= 練習說明 =
將下方講解MPI與Fox算法的文章中，從「MPI中，雖然最精華的就6條」開始、到「bcast一語就能傳完數據。」結束的這一段逐字複製下來。

= 閱讀文本 =
□ □ □ □ □

MPI羣通信與矩陣乘法的Fox算法實現

原創

2020-07-02 11:26

原本以爲，MPI天生只能在Linux上運行。但這次卻發現了Intel MPI Library 這個好用的東西。基本不需要設置，安上之後，用自己能登錄windows的帳號和密碼註冊就行了。雖然不是局域網上的機器，但也可以讓我的雙核CPU達到100%（平時開個Matlab什麼的都纔是50%，軟件優化真是關鍵啊）。

FOX算法有一些噁心的要求：輸入的矩陣必須是方陣，而且進程必須爲平方數，方陣必須能均勻劃分給每個進程。其實方陣的條件並不一定必須，只是會增加編程複雜性。

MPI中，雖然最精華的就6條語句，但僅用這6條，還是比較麻煩的。使用一些高級語句，能提高程序性能或是簡化代碼。

MPI_Bcast，這個是必須要提的。能把這樣的語句 if (task_id == root) { send to child_id } else { recieve from root} 僅用個bcast就替換了。

MPI_Isend/MPI_Irecv是異步發送和接收的語句，顯然比MPI_Send/MPI_Recv這樣的阻塞語句更可能提高性能。另外，還可以避免循環死鎖。當然，避免循環死鎖的方法還有使用奇偶法、MPI_Sendrecv等。

雖然，理解MPI_Cart_create等一系列的笛卡爾結構操作還是有些難度的，但卻是十分有用的進程邏輯功能劃分方法。特別在FOX算法中，每行是個通信子域，每列也是。這樣就會有n+n個子域（儘管有劃分重疊），每個域的進程都僅與域中的其它進程有信息交換，這樣僅用bcast一語就能傳完數據。

以下是代碼。比較簡單。就不說明了。

// MatrixMulFox.cpp

// Jarod 2007.12.3

#include "mpi.h"

#include <algorithm>

#include <fstream>

#include <cmath>

const int root_id = 0;

const int max_procs_size = 16;

int main(int argc,char *argv[])

□ □ □ □ □

= 顯示資料 =

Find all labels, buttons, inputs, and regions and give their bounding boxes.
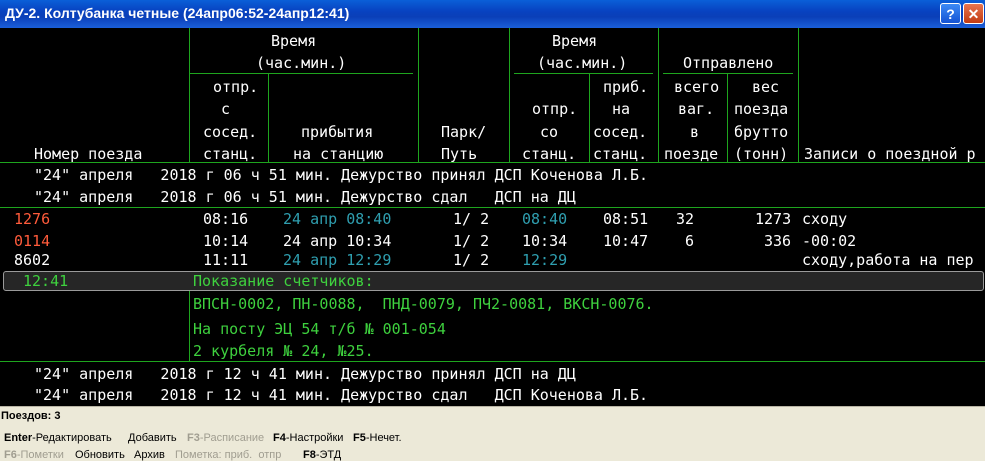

□ □ □ □ □

= 最終答案 =
MPI中，雖然最精華的就6條語句，但僅用這6條，還是比較麻煩的。使用一些高級語句，能提高程序性能或是簡化代碼。

MPI_Bcast，這個是必須要提的。能把這樣的語句 if (task_id == root) { send to child_id } else { recieve from root} 僅用個bcast就替換了。

MPI_Isend/MPI_Irecv是異步發送和接收的語句，顯然比MPI_Send/MPI_Recv這樣的阻塞語句更可能提高性能。另外，還可以避免循環死鎖。當然，避免循環死鎖的方法還有使用奇偶法、MPI_Sendrecv等。

雖然，理解MPI_Cart_create等一系列的笛卡爾結構操作還是有些難度的，但卻是十分有用的進程邏輯功能劃分方法。特別在FOX算法中，每行是個通信子域，每列也是。這樣就會有n+n個子域（儘管有劃分重疊），每個域的進程都僅與域中的其它進程有信息交換，這樣僅用bcast一語就能傳完數據。